§ PROBLEM DETAILS:
Repeat each record below exactly as given.

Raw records
=====
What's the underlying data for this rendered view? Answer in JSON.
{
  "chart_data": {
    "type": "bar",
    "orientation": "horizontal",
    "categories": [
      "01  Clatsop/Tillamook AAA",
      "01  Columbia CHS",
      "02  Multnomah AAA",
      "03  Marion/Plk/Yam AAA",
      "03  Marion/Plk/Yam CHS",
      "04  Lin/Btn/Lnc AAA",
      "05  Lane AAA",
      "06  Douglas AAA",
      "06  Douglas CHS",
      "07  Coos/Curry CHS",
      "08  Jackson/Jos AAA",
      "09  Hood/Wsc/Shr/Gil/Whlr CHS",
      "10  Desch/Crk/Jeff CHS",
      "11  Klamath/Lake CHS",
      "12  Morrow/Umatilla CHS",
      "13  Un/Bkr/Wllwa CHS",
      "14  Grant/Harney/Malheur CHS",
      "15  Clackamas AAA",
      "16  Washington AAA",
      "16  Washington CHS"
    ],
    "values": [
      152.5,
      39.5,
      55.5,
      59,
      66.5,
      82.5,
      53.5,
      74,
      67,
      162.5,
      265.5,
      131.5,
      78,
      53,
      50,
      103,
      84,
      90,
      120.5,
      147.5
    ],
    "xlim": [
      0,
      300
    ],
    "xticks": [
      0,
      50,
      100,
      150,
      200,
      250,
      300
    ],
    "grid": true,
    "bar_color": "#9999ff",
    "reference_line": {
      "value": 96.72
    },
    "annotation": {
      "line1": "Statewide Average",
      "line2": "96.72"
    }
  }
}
=====
§ REPLY:
What's the underlying data for this rendered view? Answer in JSON.
{
  "chart_data": {
    "type": "bar",
    "orientation": "horizontal",
    "categories": [
      "01  Clatsop/Tillamook AAA",
      "01  Columbia CHS",
      "02  Multnomah AAA",
      "03  Marion/Plk/Yam AAA",
      "03  Marion/Plk/Yam CHS",
      "04  Lin/Btn/Lnc AAA",
      "05  Lane AAA",
      "06  Douglas AAA",
      "06  Douglas CHS",
      "07  Coos/Curry CHS",
      "08  Jackson/Jos AAA",
      "09  Hood/Wsc/Shr/Gil/Whlr CHS",
      "10  Desch/Crk/Jeff CHS",
      "11  Klamath/Lake CHS",
      "12  Morrow/Umatilla CHS",
      "13  Un/Bkr/Wllwa CHS",
      "14  Grant/Harney/Malheur CHS",
      "15  Clackamas AAA",
      "16  Washington AAA",
      "16  Washington CHS"
    ],
    "values": [
      152.5,
      39.5,
      55.5,
      59,
      66.5,
      82.5,
      53.5,
      74,
      67,
      162.5,
      265.5,
      131.5,
      78,
      53,
      50,
      103,
      84,
      90,
      120.5,
      147.5
    ],
    "xlim": [
      0,
      300
    ],
    "xticks": [
      0,
      50,
      100,
      150,
      200,
      250,
      300
    ],
    "grid": true,
    "bar_color": "#9999ff",
    "reference_line": {
      "value": 96.72
    },
    "annotation": {
      "line1": "Statewide Average",
      "line2": "96.72"
    }
  }
}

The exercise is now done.